§ **PROBLEM STATEMENT**
All entries are to be quoted exactly; the images stay out of the copy.

[Dataset records]
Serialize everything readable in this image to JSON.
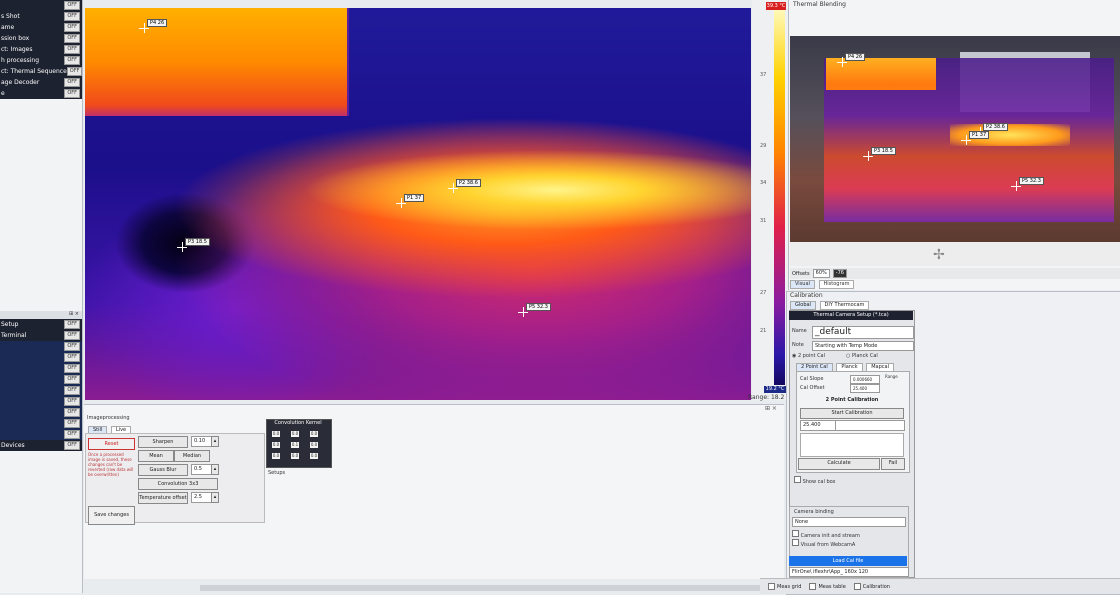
{
  "left_panel": {
    "items_top": [
      {
        "label": "",
        "state": "OFF"
      },
      {
        "label": "s Shot",
        "state": "OFF"
      },
      {
        "label": "ame",
        "state": "OFF"
      },
      {
        "label": "ssion box",
        "state": "OFF"
      },
      {
        "label": "ct: Images",
        "state": "OFF"
      },
      {
        "label": "h processing",
        "state": "OFF"
      },
      {
        "label": "ct: Thermal Sequence",
        "state": "OFF"
      },
      {
        "label": "age Decoder",
        "state": "OFF"
      },
      {
        "label": "e",
        "state": "OFF"
      }
    ],
    "items_bottom": [
      {
        "label": "Setup",
        "state": "OFF"
      },
      {
        "label": "Terminal",
        "state": "OFF"
      },
      {
        "label": "",
        "state": "OFF"
      },
      {
        "label": "",
        "state": "OFF"
      },
      {
        "label": "",
        "state": "OFF"
      },
      {
        "label": "",
        "state": "OFF"
      },
      {
        "label": "",
        "state": "OFF"
      },
      {
        "label": "",
        "state": "OFF"
      },
      {
        "label": "",
        "state": "OFF"
      },
      {
        "label": "",
        "state": "OFF"
      },
      {
        "label": "",
        "state": "OFF"
      },
      {
        "label": "Devices",
        "state": "OFF"
      }
    ]
  },
  "thermal_view": {
    "pins": [
      {
        "id": "P4",
        "label": "P4",
        "value": "26"
      },
      {
        "id": "P2",
        "label": "P2",
        "value": "38.6"
      },
      {
        "id": "P1",
        "label": "P1",
        "value": "37"
      },
      {
        "id": "P3",
        "label": "P3",
        "value": "18.5"
      },
      {
        "id": "P5",
        "label": "P5",
        "value": "32.3"
      }
    ]
  },
  "scale": {
    "max": "39.3 °C",
    "min": "19.2 °C",
    "ticks": [
      "37",
      "34",
      "29",
      "31",
      "27",
      "21"
    ],
    "range_label": "Range",
    "range_value": "18.2"
  },
  "blending": {
    "title": "Thermal Blending",
    "pins": [
      {
        "label": "P4",
        "value": "26"
      },
      {
        "label": "P2",
        "value": "38.6"
      },
      {
        "label": "P1",
        "value": "37"
      },
      {
        "label": "P3",
        "value": "18.5"
      },
      {
        "label": "P5",
        "value": "32.3"
      }
    ],
    "offsets_label": "Offsets",
    "offset_value": "60%",
    "zoom_value": "-76",
    "tabs": [
      "Visual",
      "Histogram"
    ]
  },
  "calibration": {
    "header": "Calibration",
    "tabs": [
      "Global",
      "DIY Thermocam"
    ],
    "box_title": "Thermal Camera Setup (*.tca)",
    "name_label": "Name",
    "name_value": "_default",
    "note_label": "Note",
    "note_value": "Starting with Temp Mode",
    "mode_options": [
      "2 point Cal",
      "Planck Cal"
    ],
    "subtabs": [
      "2 Point Cal",
      "Planck",
      "Mapcal"
    ],
    "cal_slope_label": "Cal Slope",
    "cal_slope_value": "0.000660",
    "cal_offset_label": "Cal Offset",
    "cal_offset_value": "25.400",
    "range_label": "Range",
    "section_title": "2 Point Calibration",
    "start_btn": "Start Calibration",
    "temp_value": "25.400",
    "calculate_btn": "Calculate",
    "fail_btn": "Fail",
    "show_cal_box": "Show cal box",
    "camera_binding_label": "Camera binding",
    "camera_binding_value": "None",
    "camera_init": "Camera init and stream",
    "visual_from": "Visual from WebcamA",
    "load_btn": "Load Cal file",
    "path_value": "FlirOne\\ iflexhr\\App_ 160x 120"
  },
  "image_processing": {
    "header": "Imageprocessing",
    "tabs": [
      "Still",
      "Live"
    ],
    "reset_btn": "Reset",
    "note": "Once a processed image is saved, these changes can't be reverted (raw data will be overwritten)",
    "save_btn": "Save changes",
    "controls": [
      {
        "label": "Sharpen",
        "value": "0.10"
      },
      {
        "label": "Mean",
        "value": ""
      },
      {
        "label": "Median",
        "value": ""
      },
      {
        "label": "Gauss Blur",
        "value": "0.5"
      },
      {
        "label": "Convolution 3x3",
        "value": ""
      },
      {
        "label": "Temperature offset",
        "value": "2.5"
      }
    ],
    "kernel_title": "Convolution Kernel",
    "kernel": [
      "0.0",
      "0.0",
      "0.0",
      "0.0",
      "0.1",
      "0.0",
      "0.0",
      "0.0",
      "0.0"
    ],
    "setups_label": "Setups"
  },
  "bottom_bar": {
    "items": [
      "Meas grid",
      "Meas table",
      "Calibration"
    ]
  }
}
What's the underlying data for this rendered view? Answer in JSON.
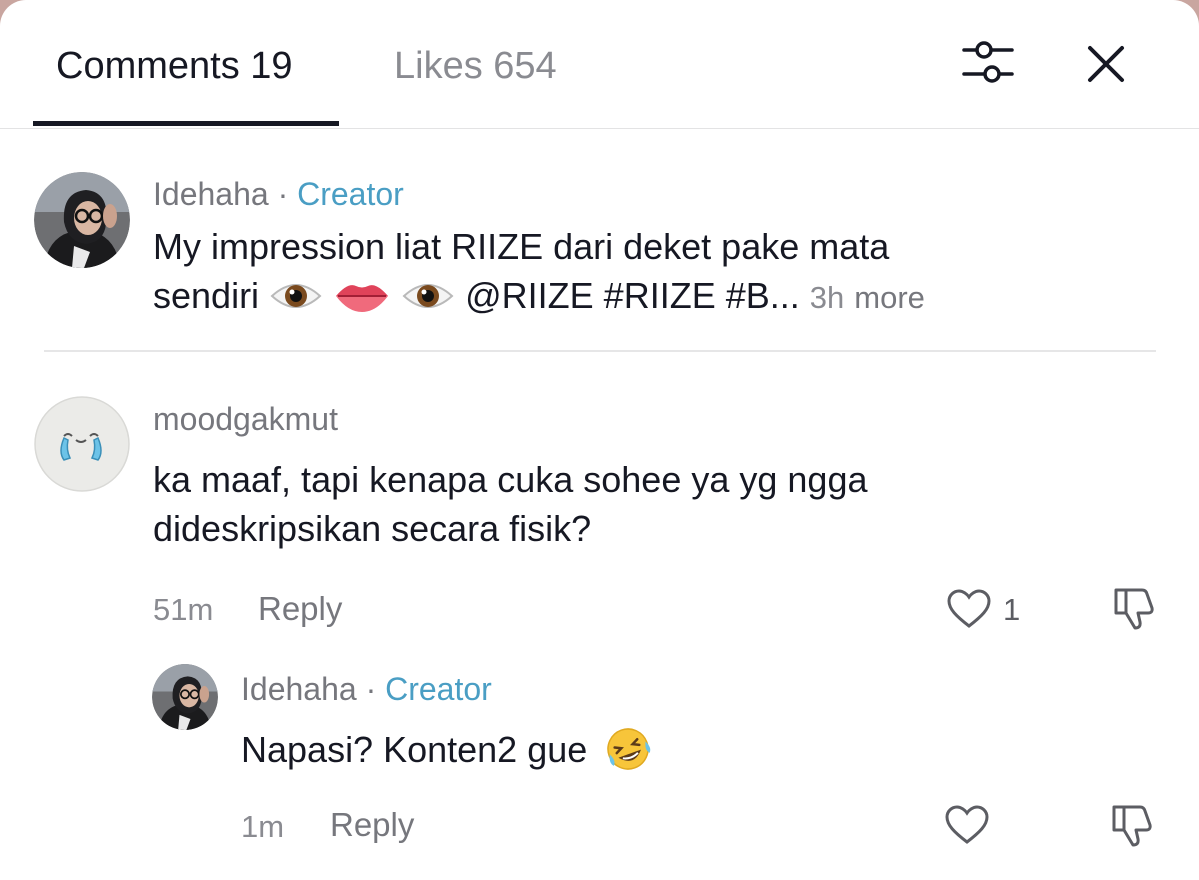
{
  "header": {
    "tab_comments": "Comments 19",
    "tab_likes": "Likes 654",
    "filter_icon": "sliders-icon",
    "close_icon": "close-icon"
  },
  "comments": [
    {
      "username": "Idehaha",
      "separator": " · ",
      "badge": "Creator",
      "text_line1": "My impression liat RIIZE dari deket pake mata",
      "text_line2_start": "sendiri",
      "emojis": [
        "eye-emoji",
        "lips-emoji",
        "eye-emoji"
      ],
      "text_line2_end": "@RIIZE #RIIZE #B...",
      "time": "3h",
      "more": "more"
    },
    {
      "username": "moodgakmut",
      "text_line1": "ka maaf, tapi kenapa cuka sohee ya yg ngga",
      "text_line2": "dideskripsikan secara fisik?",
      "time": "51m",
      "reply": "Reply",
      "like_count": "1"
    },
    {
      "username": "Idehaha",
      "separator": " · ",
      "badge": "Creator",
      "text": "Napasi? Konten2 gue",
      "emoji": "rofl-emoji",
      "time": "1m",
      "reply": "Reply"
    }
  ],
  "colors": {
    "creator": "#4a9ec4",
    "primary_text": "#161823",
    "secondary_text": "#8a8b91",
    "background_top": "#c9a6a0"
  }
}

§ **TASK OUTPUT**
Serialize everything readable in this image to JSON.
{
  "left_panel": {
    "items_top": [
      {
        "label": "",
        "state": "OFF"
      },
      {
        "label": "s Shot",
        "state": "OFF"
      },
      {
        "label": "ame",
        "state": "OFF"
      },
      {
        "label": "ssion box",
        "state": "OFF"
      },
      {
        "label": "ct: Images",
        "state": "OFF"
      },
      {
        "label": "h processing",
        "state": "OFF"
      },
      {
        "label": "ct: Thermal Sequence",
        "state": "OFF"
      },
      {
        "label": "age Decoder",
        "state": "OFF"
      },
      {
        "label": "e",
        "state": "OFF"
      }
    ],
    "items_bottom": [
      {
        "label": "Setup",
        "state": "OFF"
      },
      {
        "label": "Terminal",
        "state": "OFF"
      },
      {
        "label": "",
        "state": "OFF"
      },
      {
        "label": "",
        "state": "OFF"
      },
      {
        "label": "",
        "state": "OFF"
      },
      {
        "label": "",
        "state": "OFF"
      },
      {
        "label": "",
        "state": "OFF"
      },
      {
        "label": "",
        "state": "OFF"
      },
      {
        "label": "",
        "state": "OFF"
      },
      {
        "label": "",
        "state": "OFF"
      },
      {
        "label": "",
        "state": "OFF"
      },
      {
        "label": "Devices",
        "state": "OFF"
      }
    ]
  },
  "thermal_view": {
    "pins": [
      {
        "id": "P4",
        "label": "P4",
        "value": "26"
      },
      {
        "id": "P2",
        "label": "P2",
        "value": "38.6"
      },
      {
        "id": "P1",
        "label": "P1",
        "value": "37"
      },
      {
        "id": "P3",
        "label": "P3",
        "value": "18.5"
      },
      {
        "id": "P5",
        "label": "P5",
        "value": "32.3"
      }
    ]
  },
  "scale": {
    "max": "39.3 °C",
    "min": "19.2 °C",
    "ticks": [
      "37",
      "34",
      "29",
      "31",
      "27",
      "21"
    ],
    "range_label": "Range",
    "range_value": "18.2"
  },
  "blending": {
    "title": "Thermal Blending",
    "pins": [
      {
        "label": "P4",
        "value": "26"
      },
      {
        "label": "P2",
        "value": "38.6"
      },
      {
        "label": "P1",
        "value": "37"
      },
      {
        "label": "P3",
        "value": "18.5"
      },
      {
        "label": "P5",
        "value": "32.3"
      }
    ],
    "offsets_label": "Offsets",
    "offset_value": "60%",
    "zoom_value": "-76",
    "tabs": [
      "Visual",
      "Histogram"
    ]
  },
  "calibration": {
    "header": "Calibration",
    "tabs": [
      "Global",
      "DIY Thermocam"
    ],
    "box_title": "Thermal Camera Setup (*.tca)",
    "name_label": "Name",
    "name_value": "_default",
    "note_label": "Note",
    "note_value": "Starting with Temp Mode",
    "mode_options": [
      "2 point Cal",
      "Planck Cal"
    ],
    "subtabs": [
      "2 Point Cal",
      "Planck",
      "Mapcal"
    ],
    "cal_slope_label": "Cal Slope",
    "cal_slope_value": "0.000660",
    "cal_offset_label": "Cal Offset",
    "cal_offset_value": "25.400",
    "range_label": "Range",
    "section_title": "2 Point Calibration",
    "start_btn": "Start Calibration",
    "temp_value": "25.400",
    "calculate_btn": "Calculate",
    "fail_btn": "Fail",
    "show_cal_box": "Show cal box",
    "camera_binding_label": "Camera binding",
    "camera_binding_value": "None",
    "camera_init": "Camera init and stream",
    "visual_from": "Visual from WebcamA",
    "load_btn": "Load Cal file",
    "path_value": "FlirOne\\ iflexhr\\App_ 160x 120"
  },
  "image_processing": {
    "header": "Imageprocessing",
    "tabs": [
      "Still",
      "Live"
    ],
    "reset_btn": "Reset",
    "note": "Once a processed image is saved, these changes can't be reverted (raw data will be overwritten)",
    "save_btn": "Save changes",
    "controls": [
      {
        "label": "Sharpen",
        "value": "0.10"
      },
      {
        "label": "Mean",
        "value": ""
      },
      {
        "label": "Median",
        "value": ""
      },
      {
        "label": "Gauss Blur",
        "value": "0.5"
      },
      {
        "label": "Convolution 3x3",
        "value": ""
      },
      {
        "label": "Temperature offset",
        "value": "2.5"
      }
    ],
    "kernel_title": "Convolution Kernel",
    "kernel": [
      "0.0",
      "0.0",
      "0.0",
      "0.0",
      "0.1",
      "0.0",
      "0.0",
      "0.0",
      "0.0"
    ],
    "setups_label": "Setups"
  },
  "bottom_bar": {
    "items": [
      "Meas grid",
      "Meas table",
      "Calibration"
    ]
  }
}
What's the underlying data for this rendered view? Answer in JSON.
{
  "header": {
    "tab_comments": "Comments 19",
    "tab_likes": "Likes 654",
    "filter_icon": "sliders-icon",
    "close_icon": "close-icon"
  },
  "comments": [
    {
      "username": "Idehaha",
      "separator": " · ",
      "badge": "Creator",
      "text_line1": "My impression liat RIIZE dari deket pake mata",
      "text_line2_start": "sendiri",
      "emojis": [
        "eye-emoji",
        "lips-emoji",
        "eye-emoji"
      ],
      "text_line2_end": "@RIIZE #RIIZE #B...",
      "time": "3h",
      "more": "more"
    },
    {
      "username": "moodgakmut",
      "text_line1": "ka maaf, tapi kenapa cuka sohee ya yg ngga",
      "text_line2": "dideskripsikan secara fisik?",
      "time": "51m",
      "reply": "Reply",
      "like_count": "1"
    },
    {
      "username": "Idehaha",
      "separator": " · ",
      "badge": "Creator",
      "text": "Napasi? Konten2 gue",
      "emoji": "rofl-emoji",
      "time": "1m",
      "reply": "Reply"
    }
  ],
  "colors": {
    "creator": "#4a9ec4",
    "primary_text": "#161823",
    "secondary_text": "#8a8b91",
    "background_top": "#c9a6a0"
  }
}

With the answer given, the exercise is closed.